» WORK TO BE COMPLETED: Copy out the lines word for word, starting with the line that contains "UI element localization: list" and going on through the line that contains "example-label: Contoh pecahan: (541, 1198, 764, 1231)".

» WORKING DATA:
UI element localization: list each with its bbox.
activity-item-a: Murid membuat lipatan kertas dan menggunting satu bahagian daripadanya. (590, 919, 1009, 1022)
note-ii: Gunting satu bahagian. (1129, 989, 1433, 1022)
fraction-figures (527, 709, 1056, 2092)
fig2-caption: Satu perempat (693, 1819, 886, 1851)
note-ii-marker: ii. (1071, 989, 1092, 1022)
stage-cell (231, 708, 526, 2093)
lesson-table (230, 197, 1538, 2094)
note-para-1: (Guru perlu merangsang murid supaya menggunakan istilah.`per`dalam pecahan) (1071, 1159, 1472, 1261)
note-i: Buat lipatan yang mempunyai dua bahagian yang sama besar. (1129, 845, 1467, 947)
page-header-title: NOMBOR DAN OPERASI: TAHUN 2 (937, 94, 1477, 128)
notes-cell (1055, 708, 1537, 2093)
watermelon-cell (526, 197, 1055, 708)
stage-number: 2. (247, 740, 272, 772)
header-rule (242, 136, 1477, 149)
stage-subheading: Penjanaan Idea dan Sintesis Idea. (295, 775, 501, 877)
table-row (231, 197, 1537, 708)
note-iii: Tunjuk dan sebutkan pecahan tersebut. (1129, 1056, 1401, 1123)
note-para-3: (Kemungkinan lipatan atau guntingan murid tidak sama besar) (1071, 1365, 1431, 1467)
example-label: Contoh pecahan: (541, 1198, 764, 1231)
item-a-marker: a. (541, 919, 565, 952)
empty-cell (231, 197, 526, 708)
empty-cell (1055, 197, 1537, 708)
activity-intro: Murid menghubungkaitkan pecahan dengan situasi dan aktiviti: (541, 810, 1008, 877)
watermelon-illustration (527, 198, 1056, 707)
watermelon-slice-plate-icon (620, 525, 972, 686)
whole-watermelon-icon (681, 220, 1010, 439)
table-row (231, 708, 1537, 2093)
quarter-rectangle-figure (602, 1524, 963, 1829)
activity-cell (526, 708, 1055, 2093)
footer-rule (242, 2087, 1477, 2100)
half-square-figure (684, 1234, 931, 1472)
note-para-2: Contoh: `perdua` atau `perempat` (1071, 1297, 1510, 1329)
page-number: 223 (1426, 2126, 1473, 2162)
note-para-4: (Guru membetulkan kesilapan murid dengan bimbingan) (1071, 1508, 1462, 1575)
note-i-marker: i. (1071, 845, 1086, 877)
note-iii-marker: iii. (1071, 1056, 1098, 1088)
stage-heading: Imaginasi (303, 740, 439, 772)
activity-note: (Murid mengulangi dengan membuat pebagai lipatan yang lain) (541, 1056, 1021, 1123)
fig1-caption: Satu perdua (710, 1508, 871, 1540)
...
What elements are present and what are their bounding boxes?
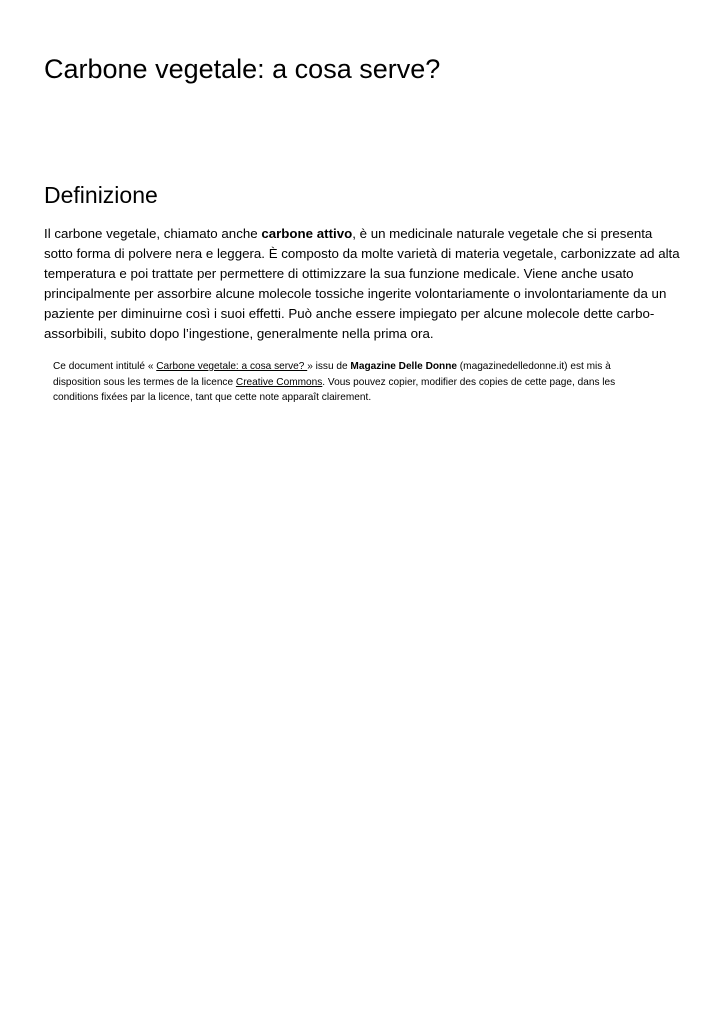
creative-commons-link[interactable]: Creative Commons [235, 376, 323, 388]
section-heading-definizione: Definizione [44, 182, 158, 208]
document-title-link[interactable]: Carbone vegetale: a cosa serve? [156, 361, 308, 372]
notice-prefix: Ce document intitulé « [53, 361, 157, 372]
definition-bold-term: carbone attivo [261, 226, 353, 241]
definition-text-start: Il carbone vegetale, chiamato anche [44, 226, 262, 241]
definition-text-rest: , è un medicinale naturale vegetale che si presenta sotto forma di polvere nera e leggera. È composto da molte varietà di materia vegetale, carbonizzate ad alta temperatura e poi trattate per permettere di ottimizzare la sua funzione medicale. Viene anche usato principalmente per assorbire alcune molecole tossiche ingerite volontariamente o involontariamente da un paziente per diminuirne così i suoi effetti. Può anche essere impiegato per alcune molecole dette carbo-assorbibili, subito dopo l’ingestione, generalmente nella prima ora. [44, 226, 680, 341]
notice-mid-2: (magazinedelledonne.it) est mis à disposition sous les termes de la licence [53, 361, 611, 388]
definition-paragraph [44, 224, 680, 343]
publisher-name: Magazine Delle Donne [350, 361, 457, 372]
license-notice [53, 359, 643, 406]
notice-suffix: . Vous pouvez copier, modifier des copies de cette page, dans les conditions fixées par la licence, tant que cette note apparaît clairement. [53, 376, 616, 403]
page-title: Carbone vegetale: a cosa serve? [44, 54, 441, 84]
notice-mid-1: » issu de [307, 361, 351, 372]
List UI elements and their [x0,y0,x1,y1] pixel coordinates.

» RESULT BELOW:
UI element localization: list each with its bbox.
activity-item-a: Murid membuat lipatan kertas dan menggunting satu bahagian daripadanya. (590, 919, 1009, 1022)
note-ii: Gunting satu bahagian. (1129, 989, 1433, 1022)
fraction-figures (527, 709, 1056, 2092)
fig2-caption: Satu perempat (693, 1819, 886, 1851)
note-ii-marker: ii. (1071, 989, 1092, 1022)
stage-cell (231, 708, 526, 2093)
lesson-table (230, 197, 1538, 2094)
note-para-1: (Guru perlu merangsang murid supaya menggunakan istilah.`per`dalam pecahan) (1071, 1159, 1472, 1261)
note-i: Buat lipatan yang mempunyai dua bahagian yang sama besar. (1129, 845, 1467, 947)
page-header-title: NOMBOR DAN OPERASI: TAHUN 2 (937, 94, 1477, 128)
notes-cell (1055, 708, 1537, 2093)
watermelon-cell (526, 197, 1055, 708)
stage-number: 2. (247, 740, 272, 772)
header-rule (242, 136, 1477, 149)
stage-subheading: Penjanaan Idea dan Sintesis Idea. (295, 775, 501, 877)
table-row (231, 197, 1537, 708)
note-iii: Tunjuk dan sebutkan pecahan tersebut. (1129, 1056, 1401, 1123)
note-para-3: (Kemungkinan lipatan atau guntingan murid tidak sama besar) (1071, 1365, 1431, 1467)
example-label: Contoh pecahan: (541, 1198, 764, 1231)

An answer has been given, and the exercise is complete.